Data items:
--------------------------------------------------
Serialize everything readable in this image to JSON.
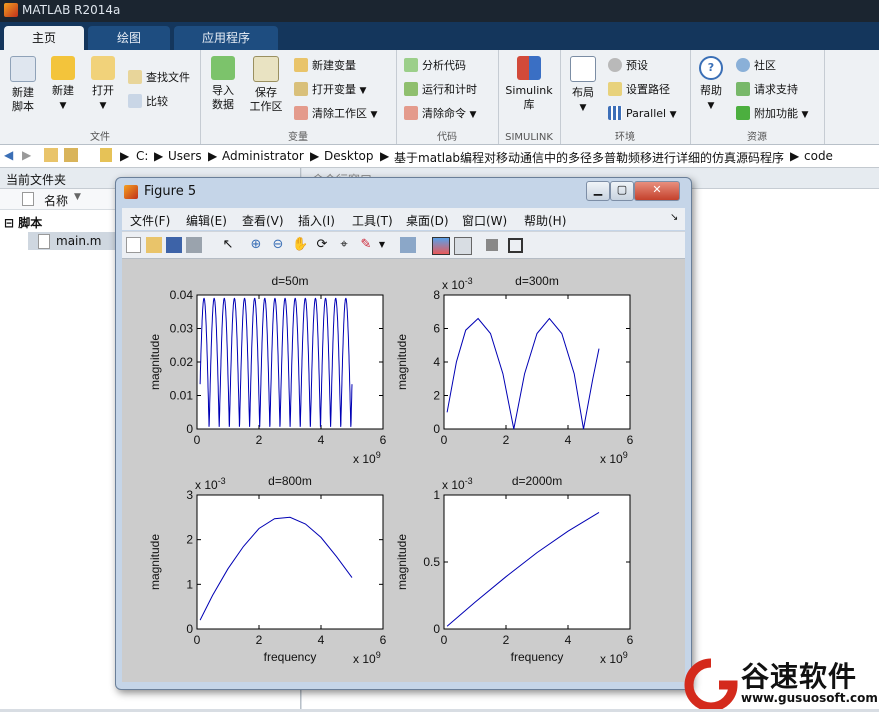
{
  "app": {
    "title": "MATLAB R2014a"
  },
  "tabs": [
    {
      "label": "主页"
    },
    {
      "label": "绘图"
    },
    {
      "label": "应用程序"
    }
  ],
  "ribbon": {
    "file": {
      "label": "文件",
      "new_script": "新建\n脚本",
      "new": "新建",
      "open": "打开",
      "find_files": "查找文件",
      "compare": "比较"
    },
    "variable": {
      "label": "变量",
      "import": "导入\n数据",
      "save_ws": "保存\n工作区",
      "new_var": "新建变量",
      "open_var": "打开变量",
      "clear_ws": "清除工作区"
    },
    "code": {
      "label": "代码",
      "analyze": "分析代码",
      "run_time": "运行和计时",
      "clear_cmd": "清除命令"
    },
    "simulink": {
      "label": "SIMULINK",
      "lib": "Simulink\n库"
    },
    "env": {
      "label": "环境",
      "layout": "布局",
      "prefs": "预设",
      "set_path": "设置路径",
      "parallel": "Parallel"
    },
    "resources": {
      "label": "资源",
      "help": "帮助",
      "community": "社区",
      "support": "请求支持",
      "addons": "附加功能"
    }
  },
  "address": {
    "crumbs": [
      "C:",
      "Users",
      "Administrator",
      "Desktop",
      "基于matlab编程对移动通信中的多径多普勒频移进行详细的仿真源码程序",
      "code"
    ]
  },
  "left_pane": {
    "title": "当前文件夹",
    "col_name": "名称",
    "folder": "脚本",
    "file": "main.m"
  },
  "right_pane": {
    "title": "命令行窗口"
  },
  "figure": {
    "title": "Figure 5",
    "menus": [
      "文件(F)",
      "编辑(E)",
      "查看(V)",
      "插入(I)",
      "工具(T)",
      "桌面(D)",
      "窗口(W)",
      "帮助(H)"
    ]
  },
  "chart_data": [
    {
      "type": "line",
      "title": "d=50m",
      "xlabel": "",
      "ylabel": "magnitude",
      "xlim": [
        0,
        6
      ],
      "ylim": [
        0,
        0.04
      ],
      "x_multiplier": "x 10^9",
      "y_multiplier": "",
      "xticks": [
        "0",
        "2",
        "4",
        "6"
      ],
      "yticks": [
        "0",
        "0.01",
        "0.02",
        "0.03",
        "0.04"
      ],
      "series": [
        {
          "x_range": [
            0.1,
            5.0
          ],
          "min": 0,
          "max": 0.039,
          "cycles": 15,
          "color": "#0000b4"
        }
      ]
    },
    {
      "type": "line",
      "title": "d=300m",
      "xlabel": "",
      "ylabel": "magnitude",
      "xlim": [
        0,
        6
      ],
      "ylim": [
        0,
        8
      ],
      "x_multiplier": "x 10^9",
      "y_multiplier": "x 10^-3",
      "xticks": [
        "0",
        "2",
        "4",
        "6"
      ],
      "yticks": [
        "0",
        "2",
        "4",
        "6",
        "8"
      ],
      "series": [
        {
          "x": [
            0.1,
            0.4,
            0.7,
            1.1,
            1.5,
            1.9,
            2.25,
            2.6,
            3.0,
            3.4,
            3.8,
            4.2,
            4.5,
            4.8,
            5.0
          ],
          "y": [
            1.0,
            4.0,
            5.9,
            6.6,
            5.7,
            3.3,
            0.0,
            3.3,
            5.7,
            6.6,
            5.7,
            3.3,
            0.0,
            3.0,
            4.8
          ],
          "color": "#0000b4"
        }
      ]
    },
    {
      "type": "line",
      "title": "d=800m",
      "xlabel": "frequency",
      "ylabel": "magnitude",
      "xlim": [
        0,
        6
      ],
      "ylim": [
        0,
        3
      ],
      "x_multiplier": "x 10^9",
      "y_multiplier": "x 10^-3",
      "xticks": [
        "0",
        "2",
        "4",
        "6"
      ],
      "yticks": [
        "0",
        "1",
        "2",
        "3"
      ],
      "series": [
        {
          "x": [
            0.1,
            0.5,
            1.0,
            1.5,
            2.0,
            2.5,
            3.0,
            3.5,
            4.0,
            4.5,
            5.0
          ],
          "y": [
            0.2,
            0.75,
            1.35,
            1.85,
            2.25,
            2.47,
            2.5,
            2.35,
            2.05,
            1.62,
            1.15
          ],
          "color": "#0000b4"
        }
      ]
    },
    {
      "type": "line",
      "title": "d=2000m",
      "xlabel": "frequency",
      "ylabel": "magnitude",
      "xlim": [
        0,
        6
      ],
      "ylim": [
        0,
        1
      ],
      "x_multiplier": "x 10^9",
      "y_multiplier": "x 10^-3",
      "xticks": [
        "0",
        "2",
        "4",
        "6"
      ],
      "yticks": [
        "0",
        "0.5",
        "1"
      ],
      "series": [
        {
          "x": [
            0.1,
            1.0,
            2.0,
            3.0,
            4.0,
            5.0
          ],
          "y": [
            0.02,
            0.2,
            0.39,
            0.57,
            0.73,
            0.87
          ],
          "color": "#0000b4"
        }
      ]
    }
  ],
  "watermark": {
    "cn": "谷速软件",
    "url": "www.gusuosoft.com",
    "color": "#d42a1c"
  }
}
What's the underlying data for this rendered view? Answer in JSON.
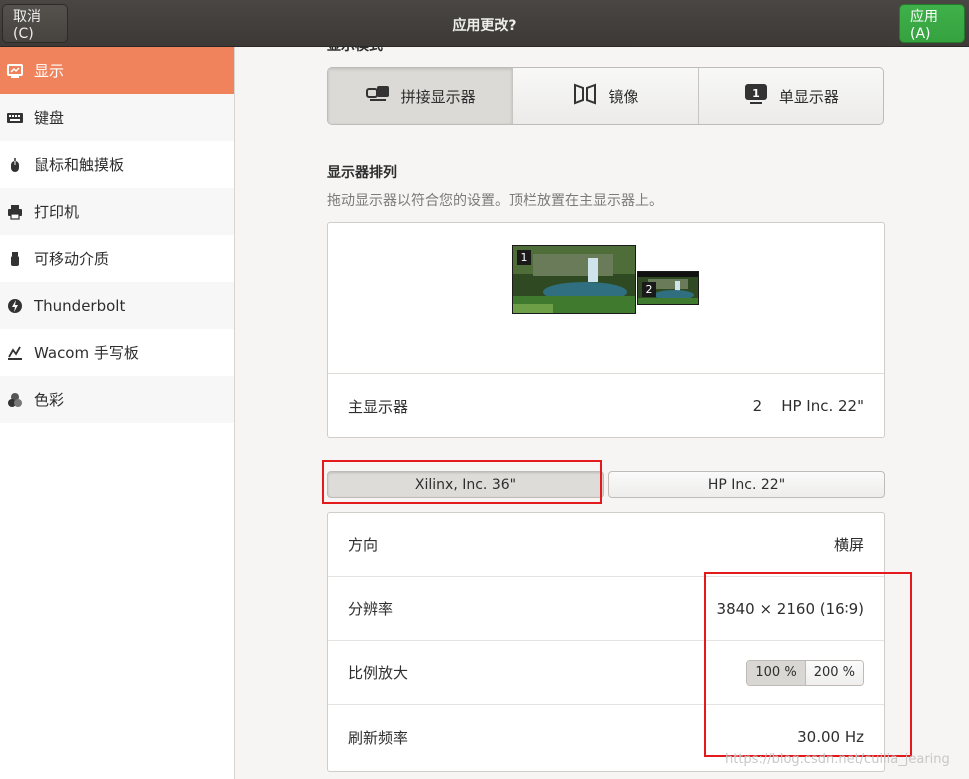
{
  "header": {
    "cancel_label": "取消(C)",
    "title": "应用更改?",
    "apply_label": "应用(A)"
  },
  "sidebar": {
    "items": [
      {
        "label": "显示",
        "icon": "display-icon"
      },
      {
        "label": "键盘",
        "icon": "keyboard-icon"
      },
      {
        "label": "鼠标和触摸板",
        "icon": "mouse-icon"
      },
      {
        "label": "打印机",
        "icon": "printer-icon"
      },
      {
        "label": "可移动介质",
        "icon": "removable-media-icon"
      },
      {
        "label": "Thunderbolt",
        "icon": "thunderbolt-icon"
      },
      {
        "label": "Wacom 手写板",
        "icon": "tablet-icon"
      },
      {
        "label": "色彩",
        "icon": "color-icon"
      }
    ]
  },
  "display_mode": {
    "title": "显示模式",
    "options": [
      "拼接显示器",
      "镜像",
      "单显示器"
    ],
    "selected": "拼接显示器"
  },
  "arrangement": {
    "title": "显示器排列",
    "description": "拖动显示器以符合您的设置。顶栏放置在主显示器上。",
    "monitor_numbers": [
      "1",
      "2"
    ],
    "primary_label": "主显示器",
    "primary_number": "2",
    "primary_name": "HP Inc. 22\""
  },
  "monitor_tabs": [
    "Xilinx, Inc. 36\"",
    "HP Inc. 22\""
  ],
  "settings": {
    "orientation_label": "方向",
    "orientation_value": "横屏",
    "resolution_label": "分辨率",
    "resolution_value": "3840 × 2160 (16∶9)",
    "scale_label": "比例放大",
    "scale_options": [
      "100 %",
      "200 %"
    ],
    "refresh_label": "刷新频率",
    "refresh_value": "30.00 Hz"
  },
  "watermark": "https://blog.csdn.net/cuilia_jearing",
  "colors": {
    "accent": "#f1835c",
    "apply": "#3fb04a",
    "highlight": "#e3191c"
  }
}
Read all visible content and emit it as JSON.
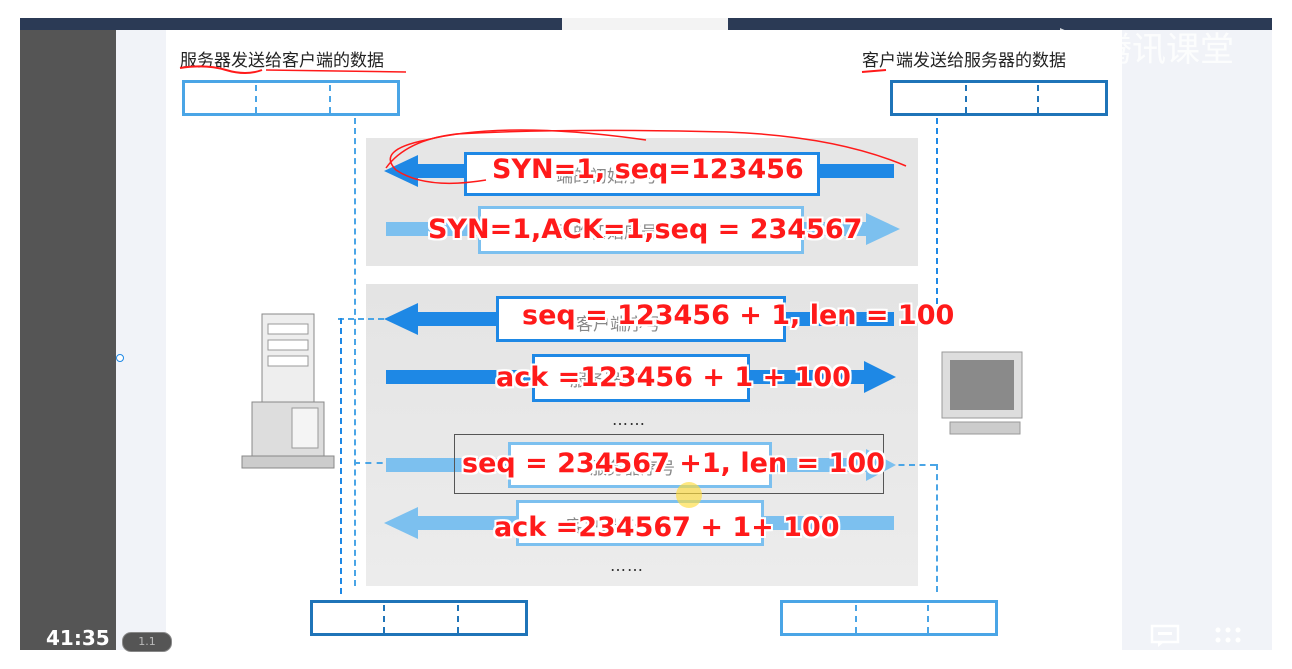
{
  "player": {
    "timecode": "41:35",
    "speed": "1.1",
    "brand": "腾讯课堂",
    "controls": [
      "list-icon",
      "comment-icon",
      "grid-icon"
    ]
  },
  "slide": {
    "left_title": "服务器发送给客户端的数据",
    "right_title": "客户端发送给服务器的数据",
    "faint_labels": [
      "端的初始序号",
      "器的初始序号",
      "客户端序号",
      "服务器序号",
      "服务器序号",
      "客户端序号"
    ],
    "ellipsis": "……",
    "annotations": [
      "SYN=1, seq=123456",
      "SYN=1,ACK=1,seq = 234567",
      "seq = 123456 + 1, len = 100",
      "ack =123456 + 1 + 100",
      "seq = 234567 +1, len = 100",
      "ack =234567 + 1+ 100"
    ]
  },
  "colors": {
    "accent": "#1e88e5",
    "light_accent": "#7cc0ef",
    "annotation": "#ff1a1a",
    "panel": "#e6e6e6"
  }
}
--------------------------------------------------
### WHAT YOU NEED TO DO
Return all of the entries exactly as written, but drop any pictures they hold.

### RESPONSE TO THE TASK
Serialize everything readable in this image to JSON.
{
  "app": {
    "title": "MATLAB R2014a"
  },
  "tabs": [
    {
      "label": "主页"
    },
    {
      "label": "绘图"
    },
    {
      "label": "应用程序"
    }
  ],
  "ribbon": {
    "file": {
      "label": "文件",
      "new_script": "新建\n脚本",
      "new": "新建",
      "open": "打开",
      "find_files": "查找文件",
      "compare": "比较"
    },
    "variable": {
      "label": "变量",
      "import": "导入\n数据",
      "save_ws": "保存\n工作区",
      "new_var": "新建变量",
      "open_var": "打开变量",
      "clear_ws": "清除工作区"
    },
    "code": {
      "label": "代码",
      "analyze": "分析代码",
      "run_time": "运行和计时",
      "clear_cmd": "清除命令"
    },
    "simulink": {
      "label": "SIMULINK",
      "lib": "Simulink\n库"
    },
    "env": {
      "label": "环境",
      "layout": "布局",
      "prefs": "预设",
      "set_path": "设置路径",
      "parallel": "Parallel"
    },
    "resources": {
      "label": "资源",
      "help": "帮助",
      "community": "社区",
      "support": "请求支持",
      "addons": "附加功能"
    }
  },
  "address": {
    "crumbs": [
      "C:",
      "Users",
      "Administrator",
      "Desktop",
      "基于matlab编程对移动通信中的多径多普勒频移进行详细的仿真源码程序",
      "code"
    ]
  },
  "left_pane": {
    "title": "当前文件夹",
    "col_name": "名称",
    "folder": "脚本",
    "file": "main.m"
  },
  "right_pane": {
    "title": "命令行窗口"
  },
  "figure": {
    "title": "Figure 5",
    "menus": [
      "文件(F)",
      "编辑(E)",
      "查看(V)",
      "插入(I)",
      "工具(T)",
      "桌面(D)",
      "窗口(W)",
      "帮助(H)"
    ]
  },
  "chart_data": [
    {
      "type": "line",
      "title": "d=50m",
      "xlabel": "",
      "ylabel": "magnitude",
      "xlim": [
        0,
        6
      ],
      "ylim": [
        0,
        0.04
      ],
      "x_multiplier": "x 10^9",
      "y_multiplier": "",
      "xticks": [
        "0",
        "2",
        "4",
        "6"
      ],
      "yticks": [
        "0",
        "0.01",
        "0.02",
        "0.03",
        "0.04"
      ],
      "series": [
        {
          "x_range": [
            0.1,
            5.0
          ],
          "min": 0,
          "max": 0.039,
          "cycles": 15,
          "color": "#0000b4"
        }
      ]
    },
    {
      "type": "line",
      "title": "d=300m",
      "xlabel": "",
      "ylabel": "magnitude",
      "xlim": [
        0,
        6
      ],
      "ylim": [
        0,
        8
      ],
      "x_multiplier": "x 10^9",
      "y_multiplier": "x 10^-3",
      "xticks": [
        "0",
        "2",
        "4",
        "6"
      ],
      "yticks": [
        "0",
        "2",
        "4",
        "6",
        "8"
      ],
      "series": [
        {
          "x": [
            0.1,
            0.4,
            0.7,
            1.1,
            1.5,
            1.9,
            2.25,
            2.6,
            3.0,
            3.4,
            3.8,
            4.2,
            4.5,
            4.8,
            5.0
          ],
          "y": [
            1.0,
            4.0,
            5.9,
            6.6,
            5.7,
            3.3,
            0.0,
            3.3,
            5.7,
            6.6,
            5.7,
            3.3,
            0.0,
            3.0,
            4.8
          ],
          "color": "#0000b4"
        }
      ]
    },
    {
      "type": "line",
      "title": "d=800m",
      "xlabel": "frequency",
      "ylabel": "magnitude",
      "xlim": [
        0,
        6
      ],
      "ylim": [
        0,
        3
      ],
      "x_multiplier": "x 10^9",
      "y_multiplier": "x 10^-3",
      "xticks": [
        "0",
        "2",
        "4",
        "6"
      ],
      "yticks": [
        "0",
        "1",
        "2",
        "3"
      ],
      "series": [
        {
          "x": [
            0.1,
            0.5,
            1.0,
            1.5,
            2.0,
            2.5,
            3.0,
            3.5,
            4.0,
            4.5,
            5.0
          ],
          "y": [
            0.2,
            0.75,
            1.35,
            1.85,
            2.25,
            2.47,
            2.5,
            2.35,
            2.05,
            1.62,
            1.15
          ],
          "color": "#0000b4"
        }
      ]
    },
    {
      "type": "line",
      "title": "d=2000m",
      "xlabel": "frequency",
      "ylabel": "magnitude",
      "xlim": [
        0,
        6
      ],
      "ylim": [
        0,
        1
      ],
      "x_multiplier": "x 10^9",
      "y_multiplier": "x 10^-3",
      "xticks": [
        "0",
        "2",
        "4",
        "6"
      ],
      "yticks": [
        "0",
        "0.5",
        "1"
      ],
      "series": [
        {
          "x": [
            0.1,
            1.0,
            2.0,
            3.0,
            4.0,
            5.0
          ],
          "y": [
            0.02,
            0.2,
            0.39,
            0.57,
            0.73,
            0.87
          ],
          "color": "#0000b4"
        }
      ]
    }
  ],
  "watermark": {
    "cn": "谷速软件",
    "url": "www.gusuosoft.com",
    "color": "#d42a1c"
  }
}
What's the underlying data for this rendered view? Answer in JSON.
{
  "header": {
    "cancel_label": "取消(C)",
    "title": "应用更改?",
    "apply_label": "应用(A)"
  },
  "sidebar": {
    "items": [
      {
        "label": "显示",
        "icon": "display-icon"
      },
      {
        "label": "键盘",
        "icon": "keyboard-icon"
      },
      {
        "label": "鼠标和触摸板",
        "icon": "mouse-icon"
      },
      {
        "label": "打印机",
        "icon": "printer-icon"
      },
      {
        "label": "可移动介质",
        "icon": "removable-media-icon"
      },
      {
        "label": "Thunderbolt",
        "icon": "thunderbolt-icon"
      },
      {
        "label": "Wacom 手写板",
        "icon": "tablet-icon"
      },
      {
        "label": "色彩",
        "icon": "color-icon"
      }
    ]
  },
  "display_mode": {
    "title": "显示模式",
    "options": [
      "拼接显示器",
      "镜像",
      "单显示器"
    ],
    "selected": "拼接显示器"
  },
  "arrangement": {
    "title": "显示器排列",
    "description": "拖动显示器以符合您的设置。顶栏放置在主显示器上。",
    "monitor_numbers": [
      "1",
      "2"
    ],
    "primary_label": "主显示器",
    "primary_number": "2",
    "primary_name": "HP Inc. 22\""
  },
  "monitor_tabs": [
    "Xilinx, Inc. 36\"",
    "HP Inc. 22\""
  ],
  "settings": {
    "orientation_label": "方向",
    "orientation_value": "横屏",
    "resolution_label": "分辨率",
    "resolution_value": "3840 × 2160 (16∶9)",
    "scale_label": "比例放大",
    "scale_options": [
      "100 %",
      "200 %"
    ],
    "refresh_label": "刷新频率",
    "refresh_value": "30.00 Hz"
  },
  "watermark": "https://blog.csdn.net/cuilia_jearing",
  "colors": {
    "accent": "#f1835c",
    "apply": "#3fb04a",
    "highlight": "#e3191c"
  }
}
Read all visible content and emit it as JSON.
{
  "player": {
    "timecode": "41:35",
    "speed": "1.1",
    "brand": "腾讯课堂",
    "controls": [
      "list-icon",
      "comment-icon",
      "grid-icon"
    ]
  },
  "slide": {
    "left_title": "服务器发送给客户端的数据",
    "right_title": "客户端发送给服务器的数据",
    "faint_labels": [
      "端的初始序号",
      "器的初始序号",
      "客户端序号",
      "服务器序号",
      "服务器序号",
      "客户端序号"
    ],
    "ellipsis": "……",
    "annotations": [
      "SYN=1, seq=123456",
      "SYN=1,ACK=1,seq = 234567",
      "seq = 123456 + 1, len = 100",
      "ack =123456 + 1 + 100",
      "seq = 234567 +1, len = 100",
      "ack =234567 + 1+ 100"
    ]
  },
  "colors": {
    "accent": "#1e88e5",
    "light_accent": "#7cc0ef",
    "annotation": "#ff1a1a",
    "panel": "#e6e6e6"
  }
}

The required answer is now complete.